What to do -
Render the listing as a two-column CSV with the header description,locations and one row per entry. Put each entry's text and its answer in separate quoted fields, replacing line breaks with spaces.

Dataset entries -
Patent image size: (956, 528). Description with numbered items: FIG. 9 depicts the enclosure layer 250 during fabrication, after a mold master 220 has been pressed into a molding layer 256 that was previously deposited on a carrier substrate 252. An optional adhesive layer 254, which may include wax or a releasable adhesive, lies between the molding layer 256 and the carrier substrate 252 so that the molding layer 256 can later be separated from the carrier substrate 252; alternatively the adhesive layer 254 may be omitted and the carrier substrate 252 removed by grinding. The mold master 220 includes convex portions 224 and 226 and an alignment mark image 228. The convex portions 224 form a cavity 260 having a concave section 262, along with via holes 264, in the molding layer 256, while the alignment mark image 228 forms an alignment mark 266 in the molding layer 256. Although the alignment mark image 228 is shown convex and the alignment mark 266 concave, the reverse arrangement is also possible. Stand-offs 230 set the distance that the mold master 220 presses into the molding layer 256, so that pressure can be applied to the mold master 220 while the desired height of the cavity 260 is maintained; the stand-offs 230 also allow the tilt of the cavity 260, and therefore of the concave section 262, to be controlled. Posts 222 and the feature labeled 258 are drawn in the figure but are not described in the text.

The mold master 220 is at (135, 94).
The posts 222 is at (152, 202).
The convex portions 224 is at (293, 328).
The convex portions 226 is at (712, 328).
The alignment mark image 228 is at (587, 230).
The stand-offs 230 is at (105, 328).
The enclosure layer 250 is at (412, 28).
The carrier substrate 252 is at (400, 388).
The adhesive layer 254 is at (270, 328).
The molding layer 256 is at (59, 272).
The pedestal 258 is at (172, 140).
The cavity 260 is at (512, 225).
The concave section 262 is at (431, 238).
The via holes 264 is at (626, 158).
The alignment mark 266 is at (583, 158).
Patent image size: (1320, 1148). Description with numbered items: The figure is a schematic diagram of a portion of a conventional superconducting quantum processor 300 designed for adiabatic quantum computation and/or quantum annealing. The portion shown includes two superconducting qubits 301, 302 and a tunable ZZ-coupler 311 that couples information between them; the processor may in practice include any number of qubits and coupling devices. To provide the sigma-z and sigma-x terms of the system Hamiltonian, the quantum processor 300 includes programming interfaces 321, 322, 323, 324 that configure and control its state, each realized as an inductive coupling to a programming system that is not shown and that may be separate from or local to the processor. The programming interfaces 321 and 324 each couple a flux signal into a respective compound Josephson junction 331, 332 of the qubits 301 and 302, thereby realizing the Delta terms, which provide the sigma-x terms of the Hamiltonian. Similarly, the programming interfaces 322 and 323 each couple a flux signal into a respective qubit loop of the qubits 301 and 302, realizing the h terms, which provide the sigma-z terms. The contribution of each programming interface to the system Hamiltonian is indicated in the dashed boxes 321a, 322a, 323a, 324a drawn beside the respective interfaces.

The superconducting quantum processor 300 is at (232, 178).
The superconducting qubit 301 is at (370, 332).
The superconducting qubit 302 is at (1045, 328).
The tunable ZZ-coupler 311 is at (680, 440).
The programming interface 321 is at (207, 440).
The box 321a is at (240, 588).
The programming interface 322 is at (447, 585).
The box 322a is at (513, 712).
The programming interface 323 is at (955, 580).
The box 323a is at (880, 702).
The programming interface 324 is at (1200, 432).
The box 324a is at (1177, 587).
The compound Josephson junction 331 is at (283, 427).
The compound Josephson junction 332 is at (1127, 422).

Final result -
description,locations
"Patent image size: (956, 528). Description with numbered items: FIG. 9 depicts the enclosure layer 250 during fabrication, after a mold master 220 has been pressed into a molding layer 256 that was previously deposited on a carrier substrate 252. An optional adhesive layer 254, which may include wax or a releasable adhesive, lies between the molding layer 256 and the carrier substrate 252 so that the molding layer 256 can later be separated from the carrier substrate 252; alternatively the adhesive layer 254 may be omitted and the carrier substrate 252 removed by grinding. The mold master 220 includes convex portions 224 and 226 and an alignment mark image 228. The convex portions 224 form a cavity 260 having a concave section 262, along with via holes 264, in the molding layer 256, while the alignment mark image 228 forms an alignment mark 266 in the molding layer 256. Although the alignment mark image 228 is shown convex and the alignment mark 266 concave, the reverse arrangement is also possible. Stand-offs 230 set the distance that the mold master 220 presses into the molding layer 256, so that pressure can be applied to the mold master 220 while the desired height of the cavity 260 is maintained; the stand-offs 230 also allow the tilt of the cavity 260, and therefore of the concave section 262, to be controlled. Posts 222 and the feature labeled 258 are drawn in the figure but are not described in the text.","The mold master 220 is at (135, 94). The posts 222 is at (152, 202). The convex portions 224 is at (293, 328). The convex portions 226 is at (712, 328). The alignment mark image 228 is at (587, 230). The stand-offs 230 is at (105, 328). The enclosure layer 250 is at (412, 28). The carrier substrate 252 is at (400, 388). The adhesive layer 254 is at (270, 328). The molding layer 256 is at (59, 272). The pedestal 258 is at (172, 140). The cavity 260 is at (512, 225). The concave section 262 is at (431, 238). The via holes 264 is at (626, 158). The alignment mark 266 is at (583, 158)."
"Patent image size: (1320, 1148). Description with numbered items: The figure is a schematic diagram of a portion of a conventional superconducting quantum processor 300 designed for adiabatic quantum computation and/or quantum annealing. The portion shown includes two superconducting qubits 301, 302 and a tunable ZZ-coupler 311 that couples information between them; the processor may in practice include any number of qubits and coupling devices. To provide the sigma-z and sigma-x terms of the system Hamiltonian, the quantum processor 300 includes programming interfaces 321, 322, 323, 324 that configure and control its state, each realized as an inductive coupling to a programming system that is not shown and that may be separate from or local to the processor. The programming interfaces 321 and 324 each couple a flux signal into a respective compound Josephson junction 331, 332 of the qubits 301 and 302, thereby realizing the Delta terms, which provide the sigma-x terms of the Hamiltonian. Similarly, the programming interfaces 322 and 323 each couple a flux signal into a respective qubit loop of the qubits 301 and 302, realizing the h terms, which provide the sigma-z terms. The contribution of each programming interface to the system Hamiltonian is indicated in the dashed boxes 321a, 322a, 323a, 324a drawn beside the respective interfaces.","The superconducting quantum processor 300 is at (232, 178). The superconducting qubit 301 is at (370, 332). The superconducting qubit 302 is at (1045, 328). The tunable ZZ-coupler 311 is at (680, 440). The programming interface 321 is at (207, 440). The box 321a is at (240, 588). The programming interface 322 is at (447, 585). The box 322a is at (513, 712). The programming interface 323 is at (955, 580). The box 323a is at (880, 702). The programming interface 324 is at (1200, 432). The box 324a is at (1177, 587). The compound Josephson junction 331 is at (283, 427). The compound Josephson junction 332 is at (1127, 422)."